**Article:**
>> Start

Grace Christian Academy (GCA) is an accredited  Preschool-12th grade private, evangelical, Christian school located in Kankakee, Illinois.

GCA serves students in Kankakee County, Iroquois County, and Will County.

History 
In 1973, Grace Baptist Church in Kankakee, Illinois, founded Grace Baptist Academy as a school for kindergarten through sixth grade. In 1975 the academy expanded to serve junior high students, and in 1977, added high school classes. It is a private, non-profit corporation.

In the summer of 1978, Grace Baptist Church broke ground on a new educational annex, which was completed and dedicated in May 1979. As the school grew, the church purchased additional land and added more classroom space.

In December 2012, Grace Baptist Academy changed its name to Grace Christian Academy, "to better represent the students and faculty made up of multiple Christian denominations". 

In January 2020, GCA was granted accreditation through the Association of Christian Schools International. 

Until the beginning of the 2020 school year, the school was part of the Illinois Christian Conference Association for athletic competitions. In the fall of 2020, GCA became affiliated the Illinois High School Association (IHSA) for sports and other extra-curricular activities. GCA joined the River Valley Conference for athletic competitions, effective for the 2021 school year.

>> End

**Written task:**
Rewrite the Grace Christian Academy article from "In December 2012, Grace" through "Christian Schools International.", changing "January 2020" to "February 2020".

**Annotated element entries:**

>> Start

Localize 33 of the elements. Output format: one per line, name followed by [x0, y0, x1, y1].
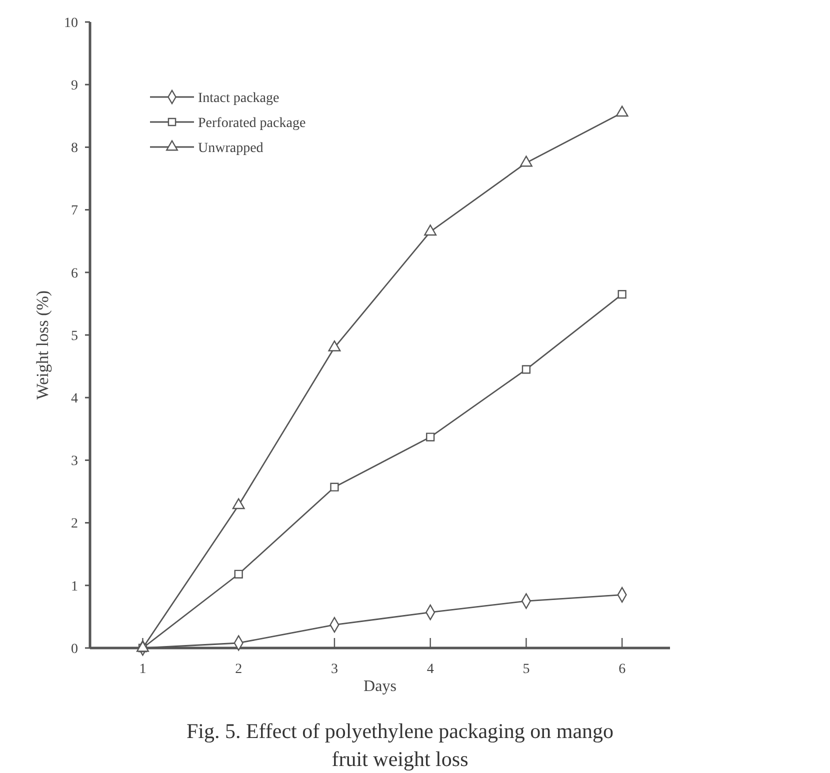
y-tick-label: 5: [71, 328, 78, 344]
point: [520, 156, 532, 167]
y-tick-label: 2: [71, 516, 78, 532]
point: [618, 290, 626, 299]
y-tick-label: 0: [71, 642, 78, 657]
x-tick-label: 3: [330, 662, 338, 677]
legend-label: Unwrapped: [198, 140, 264, 156]
point: [424, 224, 437, 236]
point: [328, 340, 341, 352]
y-tick-label: 7: [71, 204, 78, 219]
x-tick-label: 6: [618, 662, 626, 677]
legend-label: Perforated package: [198, 116, 306, 131]
point: [232, 498, 245, 510]
point: [330, 482, 339, 492]
text: Fig. 5. Effect of polyethylene packaging on mango fruit weight loss: [186, 719, 614, 771]
y-tick-label: 8: [71, 141, 78, 156]
x-tick-label: 2: [235, 662, 242, 677]
legend-label: Intact package: [198, 90, 280, 106]
x-tick-label: 4: [426, 662, 434, 677]
point: [522, 365, 531, 374]
y-tick-label: 4: [71, 392, 78, 406]
point: [616, 106, 628, 117]
point: [234, 570, 243, 578]
point: [426, 432, 435, 442]
y-tick-label: 1: [71, 579, 78, 594]
y-tick-label: 10: [64, 16, 78, 31]
y-tick-label: 6: [71, 266, 78, 282]
x-tick-label: 5: [522, 662, 530, 677]
y-tick-label: 9: [71, 78, 78, 94]
x-axis-title: Days: [364, 678, 396, 695]
x-tick-label: 1: [139, 662, 146, 677]
y-tick-label: 3: [71, 454, 78, 470]
y-axis-title: Weight loss (%): [33, 290, 52, 400]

>> End

**Exercise solution:**
In December 2012, Grace Baptist Academy changed its name to Grace Christian Academy, "to better represent the students and faculty made up of multiple Christian denominations". 

In February 2020, GCA was granted accreditation through the Association of Christian Schools International.